→ SELECTED EXCERPT
Google Adds Free Voice and Video Chat to Gmail, Google Apps

Google added a voice and video chat feature to Gmail Tuesday. The capability allows people who use the free e-mail service to click on a contact's name and, provided their computers both have Web-cameras and microphones, talk face-to-face in a video conference.

Businesses who have bought an enterprise version of Gmail, found within the Google Apps software package, will also receive the feature for no extra money.

Google believes the voice and video feature will capitalize on the low barrier-to- entry to Web conferencing created in recent years, thanks to the proliferation of Web-based applications and cameras that have been built into computers as a standard feature.

"It opens up opportunities that weren't there before," says Rajen Sheth, the senior product manager at Google Enterprise, which oversees Google Apps. "And just from a Web-browser, you can initiate this functionality."

A Gmail user who wants to use the service also must install a small plug-in (only a couple of megabytes in size) to his or her Web-browser. Gmail runs in Internet Explorer, Mozilla Firefox, Google Chrome and Safari.

By launching the video chat feature, Google dips its toes into a market occupied by technology vendors new and old, including IBM, which sells a video functionality around instant messaging in its Lotus Sametime software, and Skype, a free service that allows people to video conference and place phone calls over the Web.

In addition to Google's business customers, Gmail caters to a large consumer base of what's estimated to be tens of millions. According to Sheth, the decision to add the feature stemmed from user feedback in both markets.

"We've gotten strong feedback from consumers as well as businesses: text chat is only one way they want to communicate in real time with other people," Sheth says. "Voice and video is the next logical step, and they wanted it to connect to their Web mail."

The addition of video bolsters Google's headstart over Microsoft in providing a fully Web-based package of productivity applications - one that extends just beyond e-mail, word-processing and spreadsheets.

Since Google Apps launched in February, 2007, it has added a wiki technology (known at Google Sites) that allows people to build both internal and externally facing websites with no programming experience, a presentation application (think: PowerPoint), and the ability to upload and share video (think: YouTube for businesses).

Though Microsoft announced nearly two weeks ago that it was creating a Web-based Google Apps competitor, dubbed Office 14, it will not ready until late 2009.

→ LIST OF TASKS
1. In the Gmail article, how big is the plug-in a user has to install to use voice and video chat?
2. Name every web browser the Gmail article says Gmail runs in.

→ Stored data
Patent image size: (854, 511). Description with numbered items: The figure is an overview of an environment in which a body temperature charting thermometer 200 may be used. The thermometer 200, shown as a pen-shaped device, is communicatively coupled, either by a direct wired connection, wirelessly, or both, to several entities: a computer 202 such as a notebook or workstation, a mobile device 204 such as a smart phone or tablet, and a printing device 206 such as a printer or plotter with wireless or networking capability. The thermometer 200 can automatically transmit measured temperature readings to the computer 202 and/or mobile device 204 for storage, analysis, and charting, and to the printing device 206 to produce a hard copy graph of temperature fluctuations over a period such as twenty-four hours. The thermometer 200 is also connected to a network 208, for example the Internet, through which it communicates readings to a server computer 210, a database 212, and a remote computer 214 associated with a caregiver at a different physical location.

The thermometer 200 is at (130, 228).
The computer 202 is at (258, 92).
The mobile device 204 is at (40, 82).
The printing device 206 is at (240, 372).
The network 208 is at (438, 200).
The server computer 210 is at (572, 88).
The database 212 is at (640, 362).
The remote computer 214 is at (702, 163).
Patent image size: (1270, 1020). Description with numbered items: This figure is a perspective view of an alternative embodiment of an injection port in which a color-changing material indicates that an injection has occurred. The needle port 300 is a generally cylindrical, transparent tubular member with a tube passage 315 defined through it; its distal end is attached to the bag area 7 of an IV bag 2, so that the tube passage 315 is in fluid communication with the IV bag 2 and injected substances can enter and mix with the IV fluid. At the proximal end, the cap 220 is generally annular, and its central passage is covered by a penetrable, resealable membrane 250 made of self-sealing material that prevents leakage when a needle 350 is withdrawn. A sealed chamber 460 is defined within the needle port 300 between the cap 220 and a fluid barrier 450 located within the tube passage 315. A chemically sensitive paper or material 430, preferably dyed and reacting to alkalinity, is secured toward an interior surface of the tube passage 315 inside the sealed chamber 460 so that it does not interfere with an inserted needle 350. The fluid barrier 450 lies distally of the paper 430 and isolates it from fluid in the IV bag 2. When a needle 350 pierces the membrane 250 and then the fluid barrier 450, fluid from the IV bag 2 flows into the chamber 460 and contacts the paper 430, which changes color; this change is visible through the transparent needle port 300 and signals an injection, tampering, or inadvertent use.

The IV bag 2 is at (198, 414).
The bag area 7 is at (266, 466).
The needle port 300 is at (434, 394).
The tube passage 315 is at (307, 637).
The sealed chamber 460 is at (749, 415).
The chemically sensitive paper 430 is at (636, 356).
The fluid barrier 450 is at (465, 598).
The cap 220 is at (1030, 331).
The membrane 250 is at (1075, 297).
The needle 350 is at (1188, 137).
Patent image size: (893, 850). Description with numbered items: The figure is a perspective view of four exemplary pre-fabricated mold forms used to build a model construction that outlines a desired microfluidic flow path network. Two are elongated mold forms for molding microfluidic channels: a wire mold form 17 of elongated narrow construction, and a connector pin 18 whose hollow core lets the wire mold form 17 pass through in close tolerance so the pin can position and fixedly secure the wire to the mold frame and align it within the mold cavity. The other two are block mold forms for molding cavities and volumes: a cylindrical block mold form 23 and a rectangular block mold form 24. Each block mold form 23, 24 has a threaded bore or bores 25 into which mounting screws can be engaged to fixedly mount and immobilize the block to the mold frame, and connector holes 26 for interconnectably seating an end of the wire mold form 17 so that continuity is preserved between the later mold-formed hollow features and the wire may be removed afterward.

→ PER-TASK OUTPUTS
1. Only a couple of megabytes.

2. Internet Explorer, Mozilla Firefox, Google Chrome, Safari